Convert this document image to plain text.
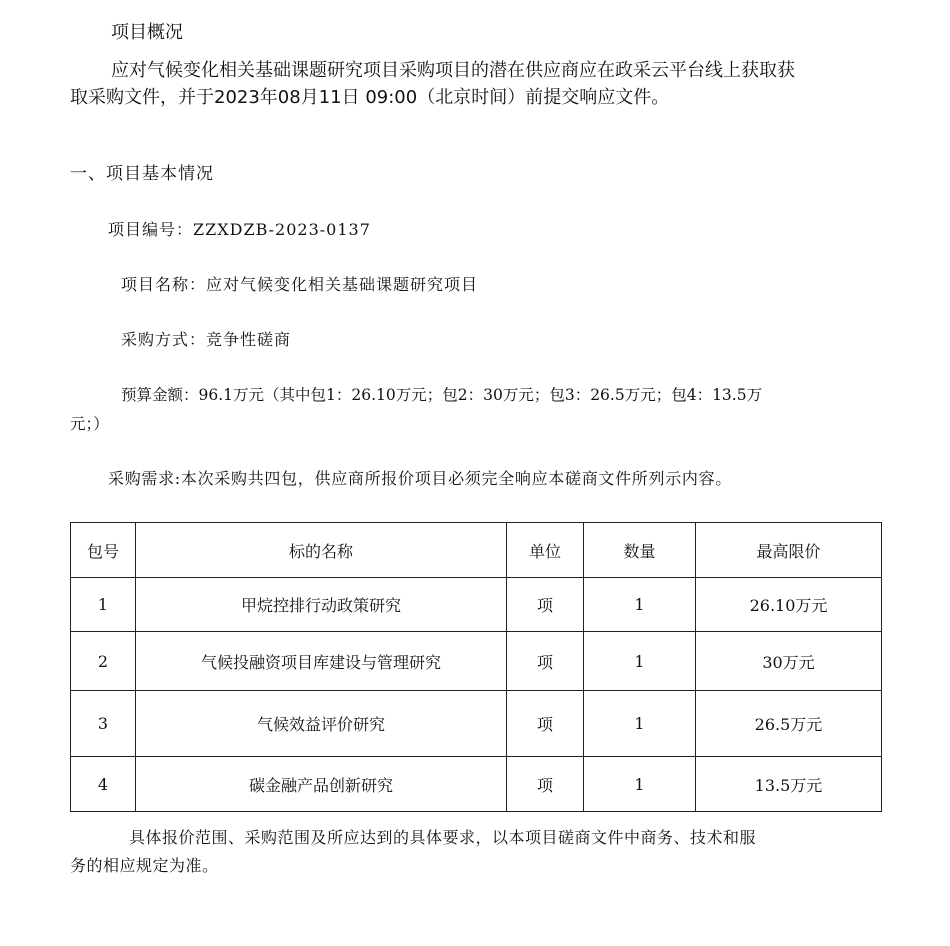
项目概况
应对气候变化相关基础课题研究项目采购项目的潜在供应商应在政采云平台线上获取获
取采购文件，并于2023年08月11日 09:00（北京时间）前提交响应文件。
一、项目基本情况
项目编号：ZZXDZB-2023-0137
项目名称：应对气候变化相关基础课题研究项目
采购方式：竞争性磋商
预算金额：96.1万元（其中包1：26.10万元；包2：30万元；包3：26.5万元；包4：13.5万
元；）
采购需求:本次采购共四包，供应商所报价项目必须完全响应本磋商文件所列示内容。
包号	标的名称	单位	数量	最高限价
1	甲烷控排行动政策研究	项	1	26.10万元
2	气候投融资项目库建设与管理研究	项	1	30万元
3	气候效益评价研究	项	1	26.5万元
4	碳金融产品创新研究	项	1	13.5万元
具体报价范围、采购范围及所应达到的具体要求，以本项目磋商文件中商务、技术和服
务的相应规定为准。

───

Quote each line of the listing exactly, but leave the pictures out.

Convert this document image to plain text.
项目概况
应对气候变化相关基础课题研究项目采购项目的潜在供应商应在政采云平台线上获取获
取采购文件，并于2023年08月11日 09:00（北京时间）前提交响应文件。
一、项目基本情况
项目编号：ZZXDZB-2023-0137
项目名称：应对气候变化相关基础课题研究项目
采购方式：竞争性磋商
预算金额：96.1万元（其中包1：26.10万元；包2：30万元；包3：26.5万元；包4：13.5万
元；）
采购需求:本次采购共四包，供应商所报价项目必须完全响应本磋商文件所列示内容。
包号	标的名称	单位	数量	最高限价
1	甲烷控排行动政策研究	项	1	26.10万元
2	气候投融资项目库建设与管理研究	项	1	30万元
3	气候效益评价研究	项	1	26.5万元
4	碳金融产品创新研究	项	1	13.5万元
具体报价范围、采购范围及所应达到的具体要求，以本项目磋商文件中商务、技术和服
务的相应规定为准。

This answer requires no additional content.